Render every line of the records below as a JSON list of strings, one string per line, omitting blank lines and the picture placeholders.

■ ■ ■ ■ ■

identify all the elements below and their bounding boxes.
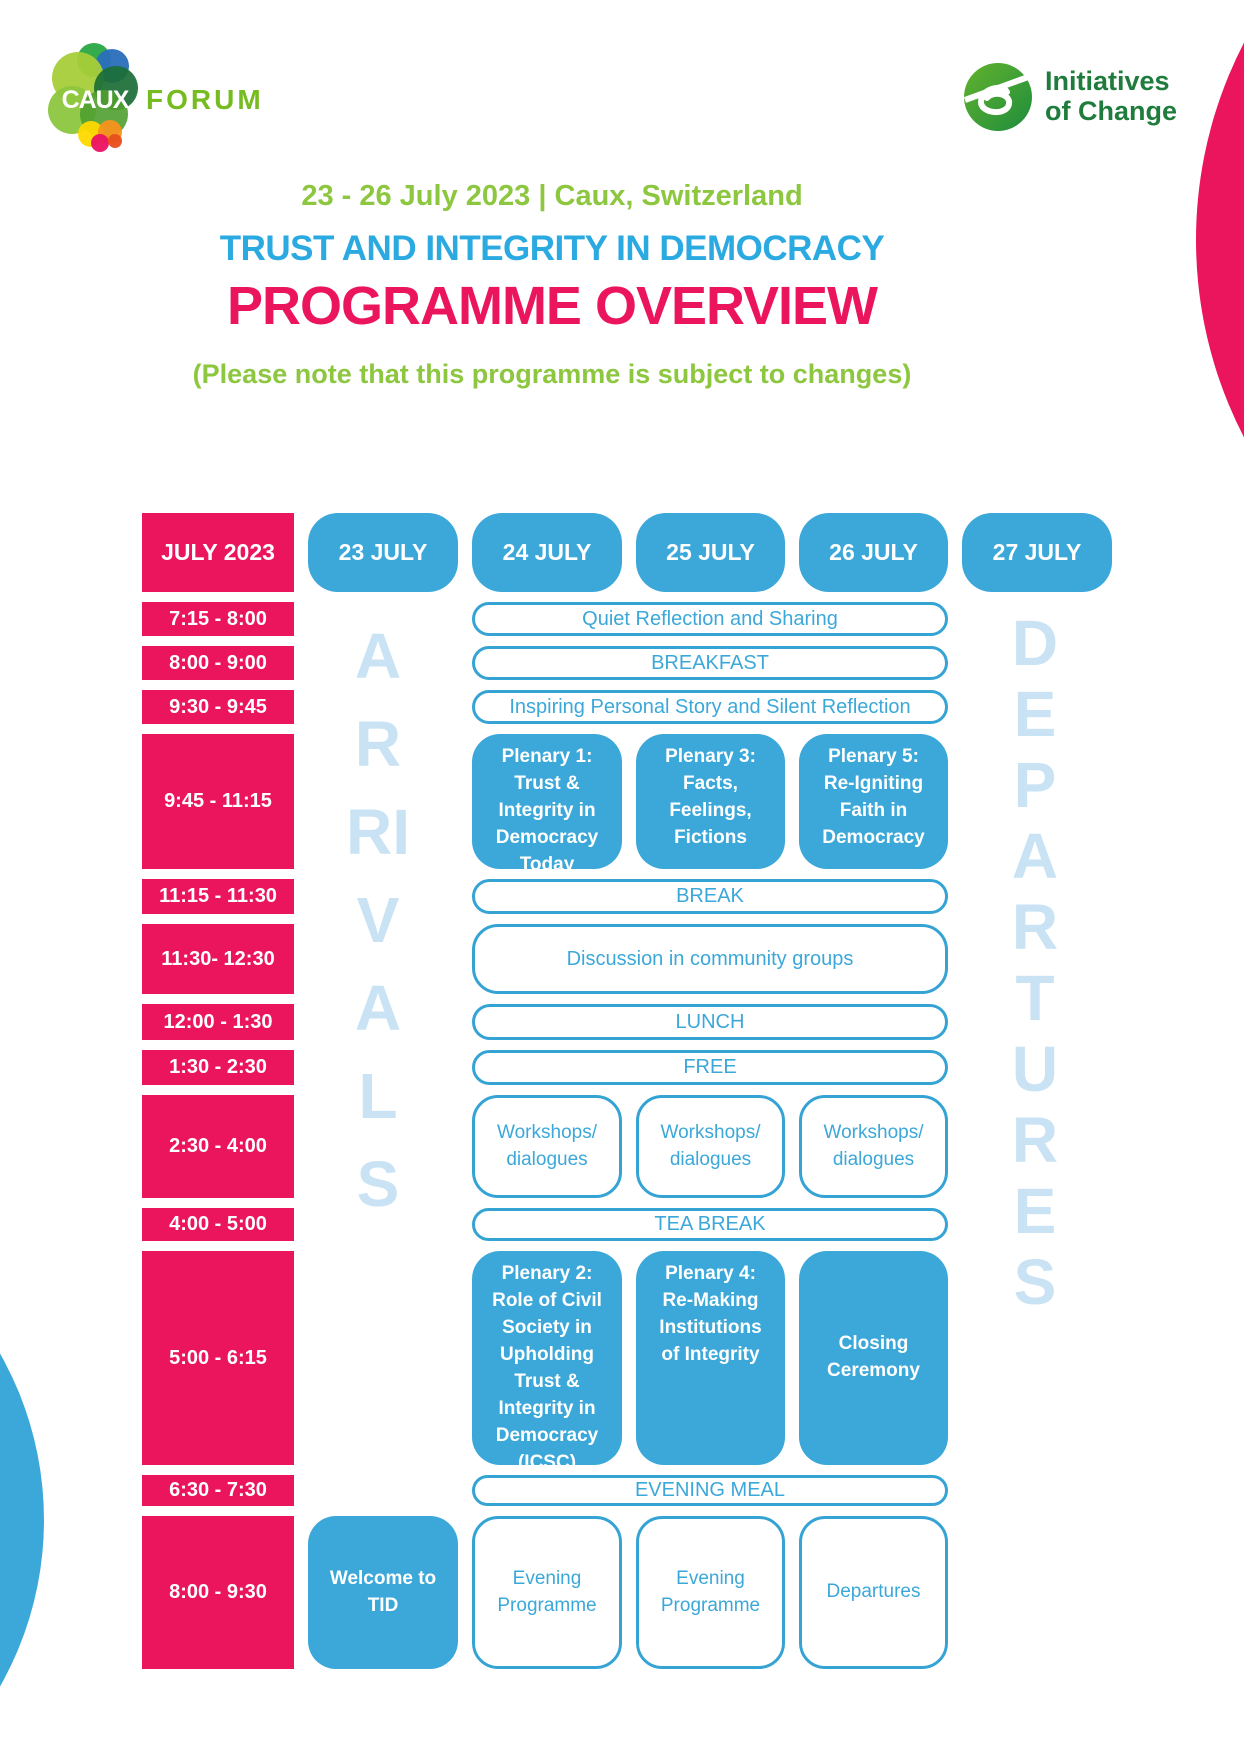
time-cell: 2:30 - 4:00 [142,1095,294,1198]
iofc-leaf-icon [963,63,1033,131]
event-pill-tea-break: TEA BREAK [472,1208,948,1241]
time-cell: 4:00 - 5:00 [142,1208,294,1241]
event-pill-evening-meal: EVENING MEAL [472,1475,948,1506]
caux-forum-logo-icon: CAUX [48,43,138,152]
time-cell: 1:30 - 2:30 [142,1050,294,1085]
iofc-wordmark-line1: Initiatives [1045,66,1170,97]
event-pill-break: BREAK [472,879,948,914]
event-date-location: 23 - 26 July 2023 | Caux, Switzerland [301,180,803,212]
time-cell: 5:00 - 6:15 [142,1251,294,1465]
event-title: TRUST AND INTEGRITY IN DEMOCRACY [219,229,885,268]
day-header-26-july: 26 JULY [799,513,948,592]
event-box-welcome-to-tid: Welcome to TID [308,1516,458,1669]
iofc-wordmark-line2: of Change [1045,96,1177,126]
time-cell: 9:45 - 11:15 [142,734,294,869]
event-box-plenary-5: Plenary 5: Re-Igniting Faith in Democrac… [799,734,948,869]
event-box-closing-ceremony: Closing Ceremony [799,1251,948,1465]
month-header-cell: JULY 2023 [142,513,294,592]
schedule-table: JULY 2023 23 JULY 24 JULY 25 JULY 26 JUL… [142,513,1112,1669]
watermark-arrivals: ARRIVALS [346,620,410,1220]
time-cell: 9:30 - 9:45 [142,690,294,724]
event-pill-breakfast: BREAKFAST [472,646,948,680]
iofc-wordmark: Initiatives of Change [1045,67,1177,126]
page-title: PROGRAMME OVERVIEW [226,276,878,336]
event-pill-community-groups: Discussion in community groups [472,924,948,994]
event-box-workshops: Workshops/ dialogues [636,1095,785,1198]
event-box-evening-programme: Evening Programme [636,1516,785,1669]
event-box-plenary-4: Plenary 4: Re-Making Institutions of Int… [636,1251,785,1465]
initiatives-of-change-logo: Initiatives of Change [963,62,1177,132]
event-pill-quiet-reflection: Quiet Reflection and Sharing [472,602,948,636]
time-cell: 12:00 - 1:30 [142,1004,294,1040]
title-block: 23 - 26 July 2023 | Caux, Switzerland TR… [0,180,1104,390]
pink-corner-shape [1196,0,1244,670]
day-header-23-july: 23 JULY [308,513,458,592]
event-box-plenary-2: Plenary 2: Role of Civil Society in Upho… [472,1251,622,1473]
blue-corner-shape [0,1183,44,1755]
time-cell: 8:00 - 9:00 [142,646,294,680]
day-header-25-july: 25 JULY [636,513,785,592]
caux-forum-wordmark: FORUM [146,84,264,115]
event-box-plenary-3: Plenary 3: Facts, Feelings, Fictions [636,734,785,869]
svg-text:CAUX: CAUX [62,86,130,114]
time-cell: 7:15 - 8:00 [142,602,294,636]
time-cell: 11:15 - 11:30 [142,879,294,914]
time-cell: 8:00 - 9:30 [142,1516,294,1669]
event-box-departures: Departures [799,1516,948,1669]
event-box-plenary-1: Plenary 1: Trust & Integrity in Democrac… [472,734,622,875]
day-header-27-july: 27 JULY [962,513,1112,592]
event-pill-free: FREE [472,1050,948,1085]
time-cell: 11:30- 12:30 [142,924,294,994]
event-box-workshops: Workshops/ dialogues [799,1095,948,1198]
watermark-departures: DEPARTURES [1011,607,1059,1318]
programme-note: (Please note that this programme is subj… [192,359,912,389]
event-pill-inspiring-story: Inspiring Personal Story and Silent Refl… [472,690,948,724]
event-pill-lunch: LUNCH [472,1004,948,1040]
event-box-evening-programme: Evening Programme [472,1516,622,1669]
event-box-workshops: Workshops/ dialogues [472,1095,622,1198]
time-cell: 6:30 - 7:30 [142,1475,294,1506]
day-header-24-july: 24 JULY [472,513,622,592]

■ ■ ■ ■ ■

## Exercise result
[
  "identify all the elements below and their bounding boxes.",
  "time-cell: 2:30 - 4:00 [142,1095,294,1198]",
  "iofc-leaf-icon [963,63,1033,131]",
  "event-pill-tea-break: TEA BREAK [472,1208,948,1241]",
  "time-cell: 4:00 - 5:00 [142,1208,294,1241]",
  "event-pill-evening-meal: EVENING MEAL [472,1475,948,1506]",
  "caux-forum-logo-icon: CAUX [48,43,138,152]",
  "time-cell: 1:30 - 2:30 [142,1050,294,1085]",
  "iofc-wordmark-line1: Initiatives [1045,66,1170,97]",
  "event-pill-break: BREAK [472,879,948,914]",
  "event-date-location: 23 - 26 July 2023 | Caux, Switzerland [301,180,803,212]",
  "time-cell: 5:00 - 6:15 [142,1251,294,1465]",
  "event-title: TRUST AND INTEGRITY IN DEMOCRACY [219,229,885,268]",
  "day-header-26-july: 26 JULY [799,513,948,592]",
  "event-box-welcome-to-tid: Welcome to TID [308,1516,458,1669]",
  "iofc-wordmark-line2: of Change [1045,96,1177,126]",
  "time-cell: 9:45 - 11:15 [142,734,294,869]",
  "event-box-plenary-5: Plenary 5: Re-Igniting Faith in Democrac… [799,734,948,869]",
  "event-box-closing-ceremony: Closing Ceremony [799,1251,948,1465]",
  "month-header-cell: JULY 2023 [142,513,294,592]",
  "schedule-table: JULY 2023 23 JULY 24 JULY 25 JULY 26 JUL… [142,513,1112,1669]",
  "watermark-arrivals: ARRIVALS [346,620,410,1220]",
  "time-cell: 9:30 - 9:45 [142,690,294,724]",
  "event-pill-breakfast: BREAKFAST [472,646,948,680]",
  "iofc-wordmark: Initiatives of Change [1045,67,1177,126]",
  "page-title: PROGRAMME OVERVIEW [226,276,878,336]",
  "event-pill-community-groups: Discussion in community groups [472,924,948,994]",
  "event-box-workshops: Workshops/ dialogues [636,1095,785,1198]",
  "event-box-evening-programme: Evening Programme [636,1516,785,1669]",
  "event-box-plenary-4: Plenary 4: Re-Making Institutions of Int… [636,1251,785,1465]",
  "initiatives-of-change-logo: Initiatives of Change [963,62,1177,132]",
  "event-pill-quiet-reflection: Quiet Reflection and Sharing [472,602,948,636]",
  "time-cell: 12:00 - 1:30 [142,1004,294,1040]",
  "title-block: 23 - 26 July 2023 | Caux, Switzerland TR… [0,180,1104,390]",
  "pink-corner-shape [1196,0,1244,670]",
  "day-header-23-july: 23 JULY [308,513,458,592]",
  "event-box-plenary-2: Plenary 2: Role of Civil Society in Upho… [472,1251,622,1473]",
  "blue-corner-shape [0,1183,44,1755]",
  "time-cell: 8:00 - 9:00 [142,646,294,680]",
  "day-header-25-july: 25 JULY [636,513,785,592]",
  "caux-forum-wordmark: FORUM [146,84,264,115]",
  "event-box-plenary-3: Plenary 3: Facts, Feelings, Fictions [636,734,785,869]",
  "svg-text:CAUX: CAUX [62,86,130,114]",
  "time-cell: 7:15 - 8:00 [142,602,294,636]",
  "time-cell: 11:15 - 11:30 [142,879,294,914]",
  "time-cell: 8:00 - 9:30 [142,1516,294,1669]",
  "event-box-departures: Departures [799,1516,948,1669]",
  "event-box-plenary-1: Plenary 1: Trust & Integrity in Democrac… [472,734,622,875]",
  "day-header-27-july: 27 JULY [962,513,1112,592]",
  "event-pill-free: FREE [472,1050,948,1085]",
  "time-cell: 11:30- 12:30 [142,924,294,994]",
  "event-box-workshops: Workshops/ dialogues [799,1095,948,1198]",
  "watermark-departures: DEPARTURES [1011,607,1059,1318]",
  "programme-note: (Please note that this programme is subj… [192,359,912,389]",
  "event-pill-inspiring-story: Inspiring Personal Story and Silent Refl… [472,690,948,724]",
  "event-pill-lunch: LUNCH [472,1004,948,1040]",
  "event-box-evening-programme: Evening Programme [472,1516,622,1669]",
  "event-box-workshops: Workshops/ dialogues [472,1095,622,1198]",
  "time-cell: 6:30 - 7:30 [142,1475,294,1506]",
  "day-header-24-july: 24 JULY [472,513,622,592]"
]